▼
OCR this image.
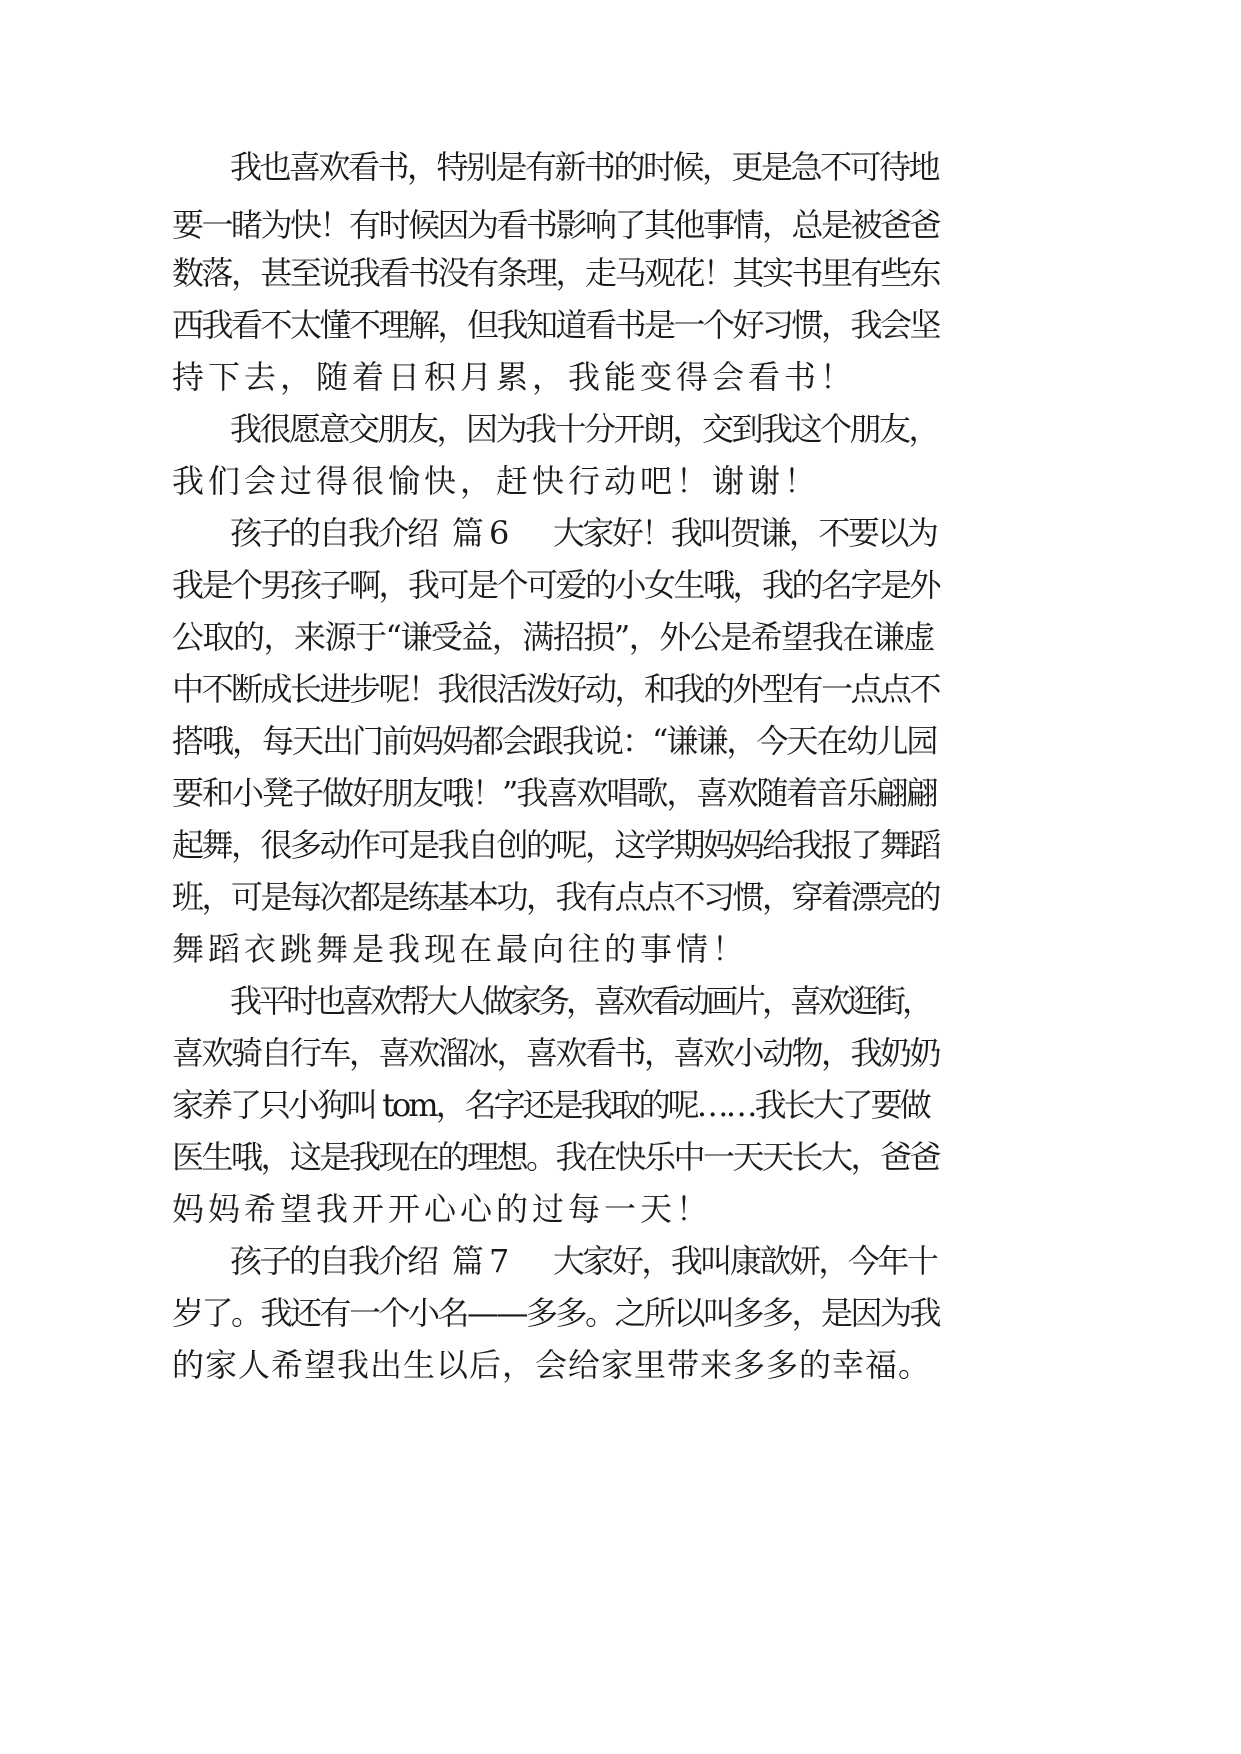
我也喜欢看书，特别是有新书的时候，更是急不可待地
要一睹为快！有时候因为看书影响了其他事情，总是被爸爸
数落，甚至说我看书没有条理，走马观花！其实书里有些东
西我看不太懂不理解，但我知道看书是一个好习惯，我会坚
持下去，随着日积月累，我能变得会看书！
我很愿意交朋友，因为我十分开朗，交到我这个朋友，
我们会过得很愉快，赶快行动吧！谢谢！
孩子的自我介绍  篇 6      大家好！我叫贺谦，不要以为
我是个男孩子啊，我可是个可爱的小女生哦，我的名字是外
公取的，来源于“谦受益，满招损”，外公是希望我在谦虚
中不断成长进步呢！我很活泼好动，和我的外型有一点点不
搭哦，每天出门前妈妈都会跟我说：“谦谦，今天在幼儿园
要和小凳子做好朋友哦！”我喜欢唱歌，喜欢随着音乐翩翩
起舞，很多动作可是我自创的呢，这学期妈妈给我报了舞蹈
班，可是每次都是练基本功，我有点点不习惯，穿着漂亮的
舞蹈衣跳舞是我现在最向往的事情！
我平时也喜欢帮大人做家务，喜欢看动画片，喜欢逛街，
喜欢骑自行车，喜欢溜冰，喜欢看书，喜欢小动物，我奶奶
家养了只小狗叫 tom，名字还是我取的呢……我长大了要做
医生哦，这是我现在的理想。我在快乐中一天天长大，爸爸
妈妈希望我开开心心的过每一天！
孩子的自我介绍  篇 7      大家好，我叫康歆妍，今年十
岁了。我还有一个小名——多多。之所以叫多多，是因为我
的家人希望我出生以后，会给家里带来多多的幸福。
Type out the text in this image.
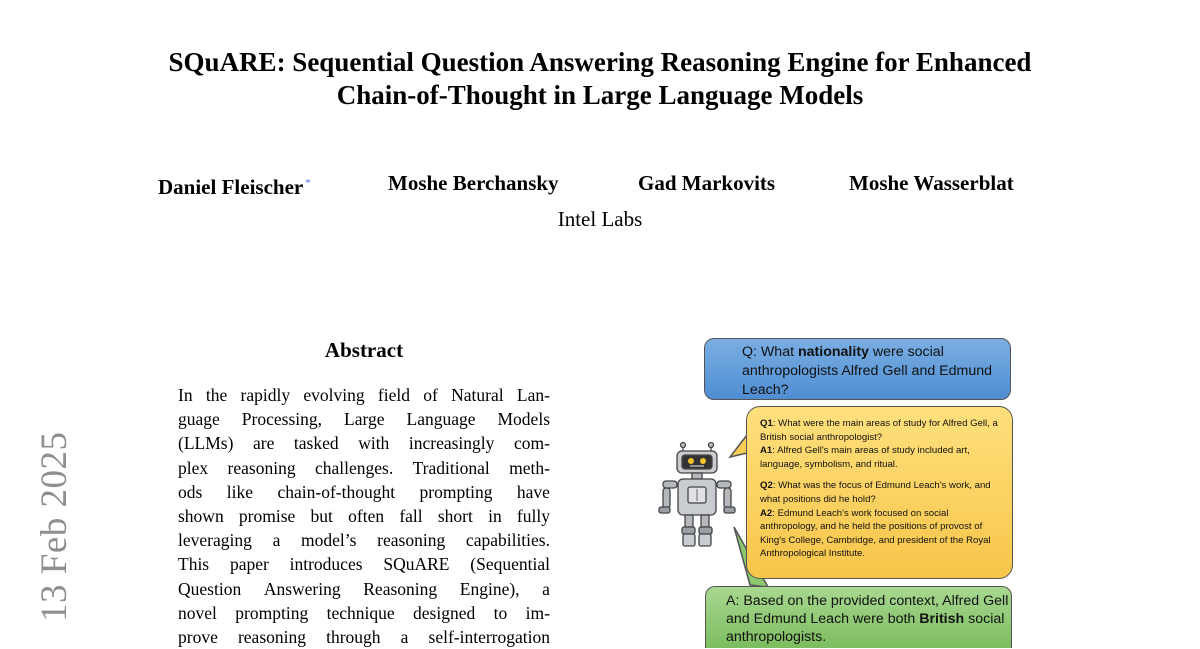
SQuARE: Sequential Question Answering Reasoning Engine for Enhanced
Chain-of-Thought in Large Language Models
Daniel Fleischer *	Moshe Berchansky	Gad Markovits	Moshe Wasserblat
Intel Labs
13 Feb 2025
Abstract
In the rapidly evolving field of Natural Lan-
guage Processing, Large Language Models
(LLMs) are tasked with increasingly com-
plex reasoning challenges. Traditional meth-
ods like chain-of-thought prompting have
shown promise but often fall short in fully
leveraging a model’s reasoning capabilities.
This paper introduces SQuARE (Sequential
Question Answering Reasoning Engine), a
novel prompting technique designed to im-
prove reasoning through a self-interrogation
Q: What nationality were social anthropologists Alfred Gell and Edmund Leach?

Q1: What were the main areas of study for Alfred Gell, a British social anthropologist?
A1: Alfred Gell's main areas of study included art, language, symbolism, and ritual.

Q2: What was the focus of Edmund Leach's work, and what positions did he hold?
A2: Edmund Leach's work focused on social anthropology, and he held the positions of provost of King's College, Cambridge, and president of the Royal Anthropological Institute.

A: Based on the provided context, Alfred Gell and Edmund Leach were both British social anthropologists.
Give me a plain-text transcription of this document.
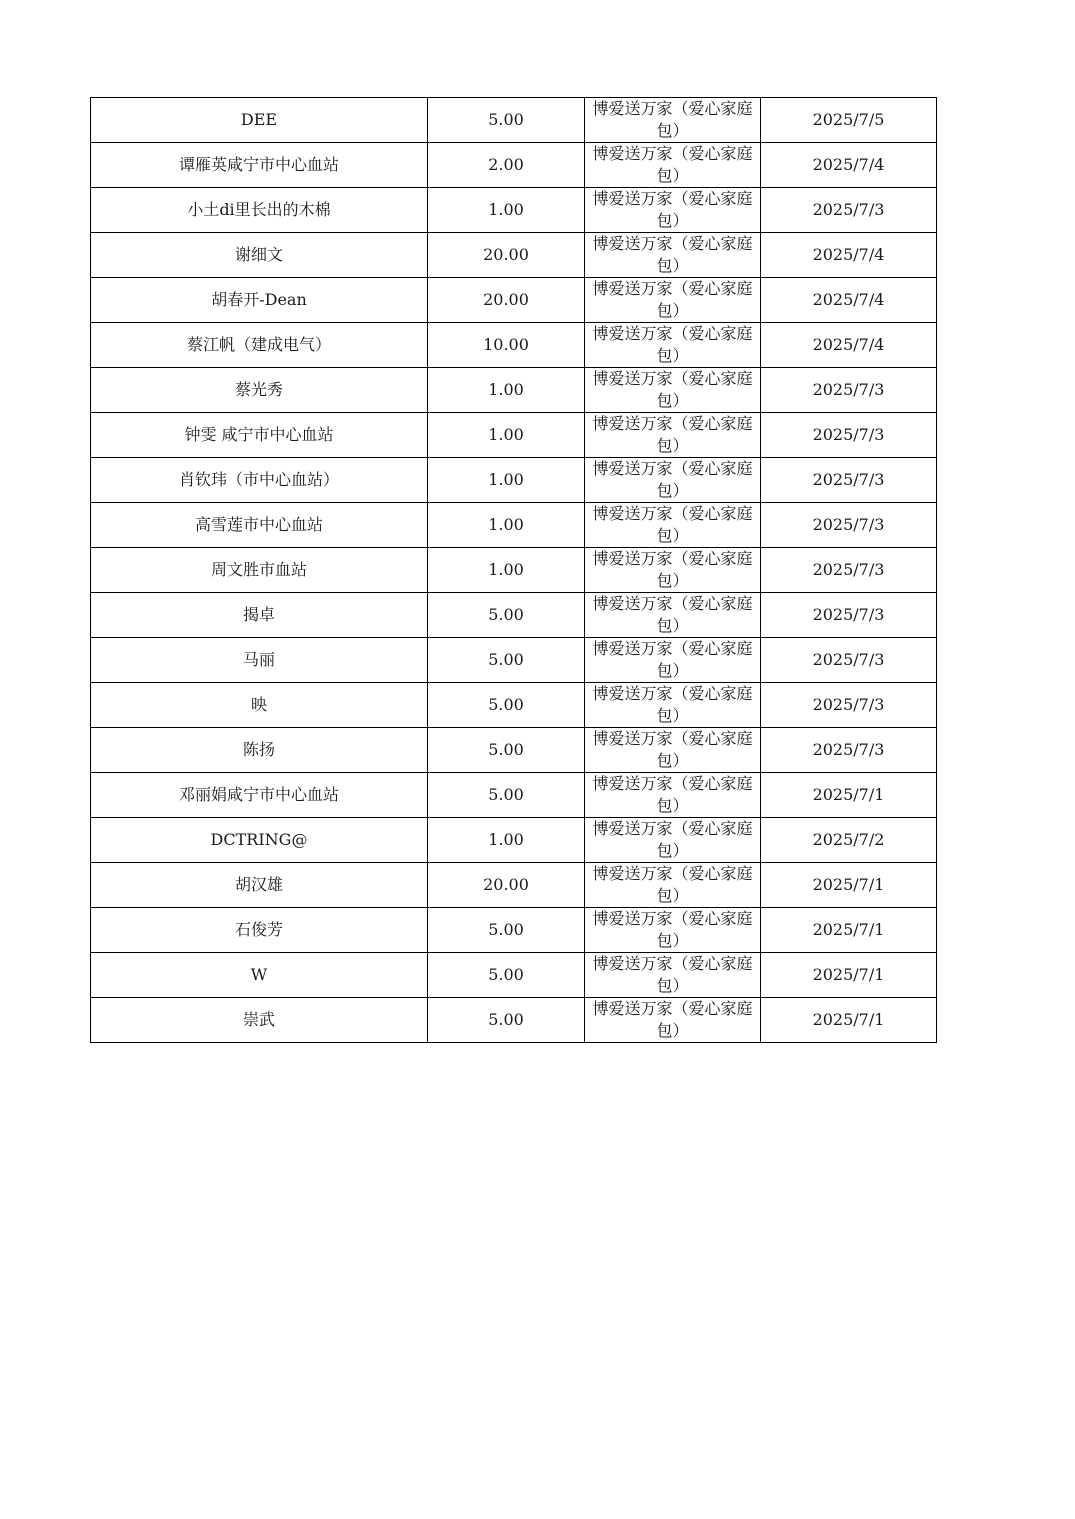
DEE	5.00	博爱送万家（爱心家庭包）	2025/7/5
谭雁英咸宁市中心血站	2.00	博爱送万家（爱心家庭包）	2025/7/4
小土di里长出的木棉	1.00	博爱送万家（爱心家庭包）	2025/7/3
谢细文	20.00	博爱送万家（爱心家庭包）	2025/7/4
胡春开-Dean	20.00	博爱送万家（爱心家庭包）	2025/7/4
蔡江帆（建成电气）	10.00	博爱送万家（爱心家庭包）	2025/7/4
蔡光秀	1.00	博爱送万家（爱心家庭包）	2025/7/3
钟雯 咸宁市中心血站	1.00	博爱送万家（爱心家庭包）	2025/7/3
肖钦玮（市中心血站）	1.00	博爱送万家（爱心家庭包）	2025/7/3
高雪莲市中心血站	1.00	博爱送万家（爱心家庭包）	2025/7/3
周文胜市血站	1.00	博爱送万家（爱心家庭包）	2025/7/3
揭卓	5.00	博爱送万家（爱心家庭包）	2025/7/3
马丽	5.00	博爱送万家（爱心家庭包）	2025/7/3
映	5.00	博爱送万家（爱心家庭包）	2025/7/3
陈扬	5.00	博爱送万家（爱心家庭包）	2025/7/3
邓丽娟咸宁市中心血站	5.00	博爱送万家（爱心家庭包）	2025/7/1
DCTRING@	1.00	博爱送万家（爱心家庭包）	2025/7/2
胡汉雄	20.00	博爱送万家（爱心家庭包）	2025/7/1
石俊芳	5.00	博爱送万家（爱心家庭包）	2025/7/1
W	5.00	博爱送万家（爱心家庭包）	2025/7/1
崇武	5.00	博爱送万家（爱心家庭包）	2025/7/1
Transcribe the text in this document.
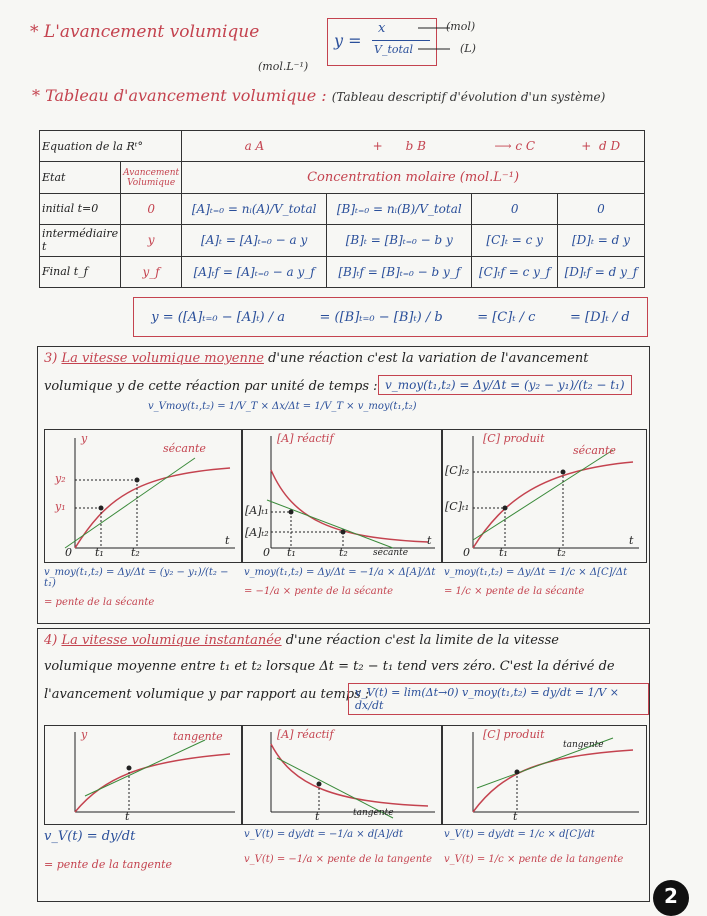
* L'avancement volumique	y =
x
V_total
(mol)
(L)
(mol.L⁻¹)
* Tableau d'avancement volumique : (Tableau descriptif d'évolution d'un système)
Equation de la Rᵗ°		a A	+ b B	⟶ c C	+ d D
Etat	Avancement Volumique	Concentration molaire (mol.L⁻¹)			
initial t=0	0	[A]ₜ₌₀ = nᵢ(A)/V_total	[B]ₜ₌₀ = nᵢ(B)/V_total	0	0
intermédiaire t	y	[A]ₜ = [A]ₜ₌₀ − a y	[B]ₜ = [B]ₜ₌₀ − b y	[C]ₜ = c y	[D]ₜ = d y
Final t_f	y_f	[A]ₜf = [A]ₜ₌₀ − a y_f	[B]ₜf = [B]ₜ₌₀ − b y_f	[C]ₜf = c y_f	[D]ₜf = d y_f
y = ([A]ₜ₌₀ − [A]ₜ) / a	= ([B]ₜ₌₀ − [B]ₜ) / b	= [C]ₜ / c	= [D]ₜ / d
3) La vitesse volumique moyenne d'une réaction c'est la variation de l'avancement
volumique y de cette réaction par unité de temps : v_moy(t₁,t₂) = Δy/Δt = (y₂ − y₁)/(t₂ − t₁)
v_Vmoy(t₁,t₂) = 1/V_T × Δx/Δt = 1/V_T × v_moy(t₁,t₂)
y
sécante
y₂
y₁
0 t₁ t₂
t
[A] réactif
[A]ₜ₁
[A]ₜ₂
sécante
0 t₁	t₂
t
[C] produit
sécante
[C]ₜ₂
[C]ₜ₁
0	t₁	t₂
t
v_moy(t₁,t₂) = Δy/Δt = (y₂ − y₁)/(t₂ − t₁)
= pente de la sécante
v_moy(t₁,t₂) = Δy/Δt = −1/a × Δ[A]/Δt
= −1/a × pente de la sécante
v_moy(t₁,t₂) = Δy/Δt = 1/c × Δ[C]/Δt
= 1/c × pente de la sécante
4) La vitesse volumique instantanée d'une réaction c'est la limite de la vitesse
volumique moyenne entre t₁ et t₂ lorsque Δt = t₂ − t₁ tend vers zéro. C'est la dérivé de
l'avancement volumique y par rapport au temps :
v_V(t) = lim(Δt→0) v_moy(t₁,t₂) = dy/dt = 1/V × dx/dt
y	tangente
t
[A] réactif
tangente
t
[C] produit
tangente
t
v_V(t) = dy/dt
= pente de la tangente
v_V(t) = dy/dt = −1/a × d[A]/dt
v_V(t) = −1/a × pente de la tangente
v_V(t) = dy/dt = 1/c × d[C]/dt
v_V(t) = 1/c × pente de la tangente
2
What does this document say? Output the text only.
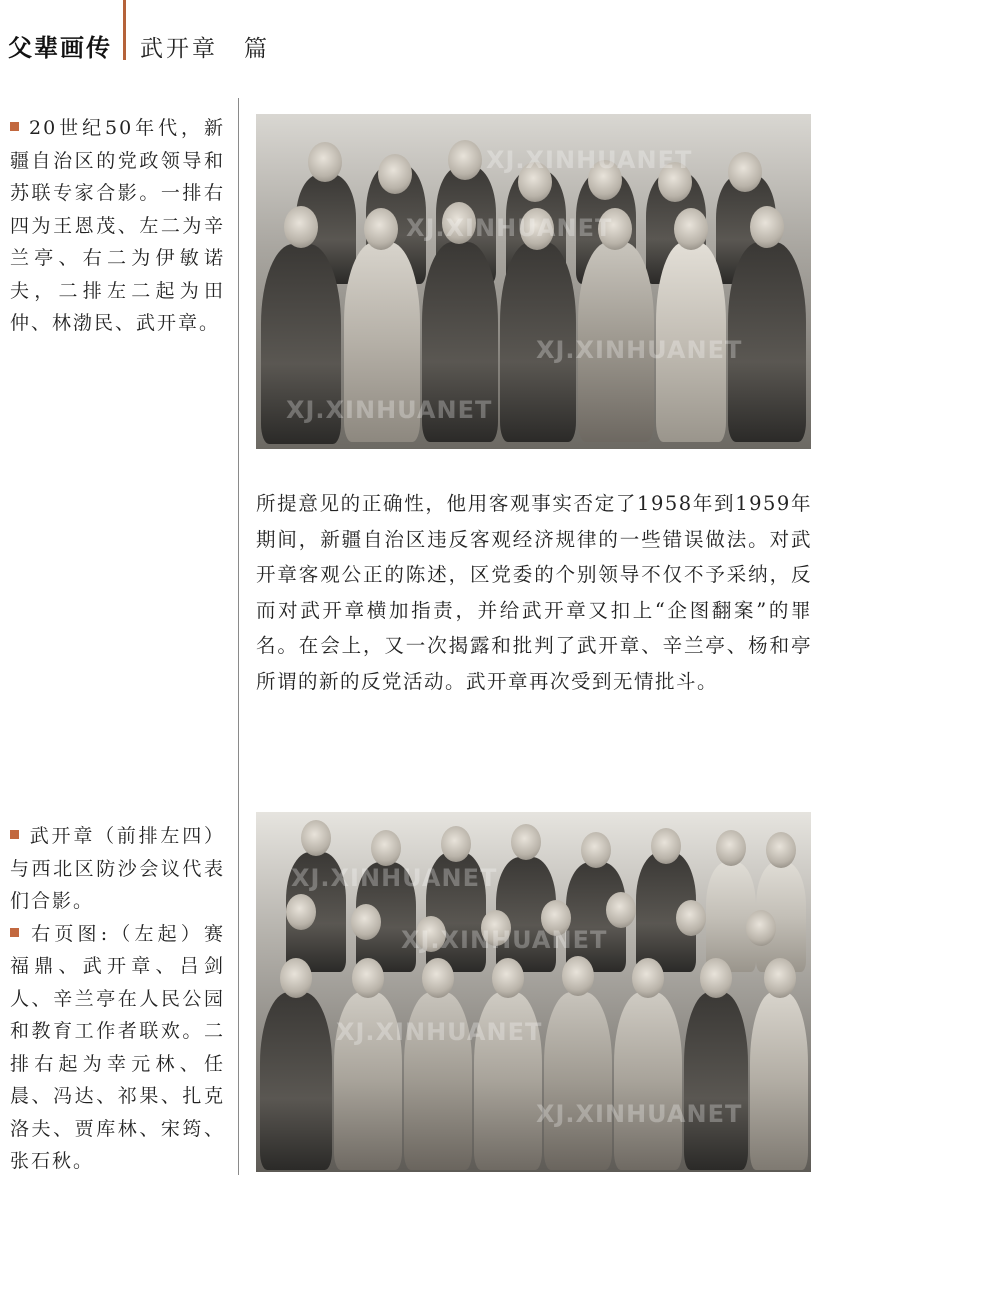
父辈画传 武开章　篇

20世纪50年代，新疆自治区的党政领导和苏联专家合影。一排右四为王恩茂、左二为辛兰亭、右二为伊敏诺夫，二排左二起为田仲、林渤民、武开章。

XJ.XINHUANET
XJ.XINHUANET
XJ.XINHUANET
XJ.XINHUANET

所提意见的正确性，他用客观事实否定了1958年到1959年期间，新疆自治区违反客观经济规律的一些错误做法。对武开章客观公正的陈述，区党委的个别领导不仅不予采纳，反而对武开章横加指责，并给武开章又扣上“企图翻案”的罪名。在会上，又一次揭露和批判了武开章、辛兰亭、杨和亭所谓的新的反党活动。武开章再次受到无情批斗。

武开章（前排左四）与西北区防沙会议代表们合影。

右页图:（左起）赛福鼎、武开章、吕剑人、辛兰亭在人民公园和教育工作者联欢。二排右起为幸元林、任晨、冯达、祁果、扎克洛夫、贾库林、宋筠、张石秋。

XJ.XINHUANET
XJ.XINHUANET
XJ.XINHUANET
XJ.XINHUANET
▲
WHAT YOU ARE ASKED TO DO ▸
Identify the lines in the entries above that contain "Sequential", then copy them out.

FINISHED TASK ▸
SQuARE: Sequential Question Answering Reasoning Engine for Enhanced
This paper introduces SQuARE (Sequential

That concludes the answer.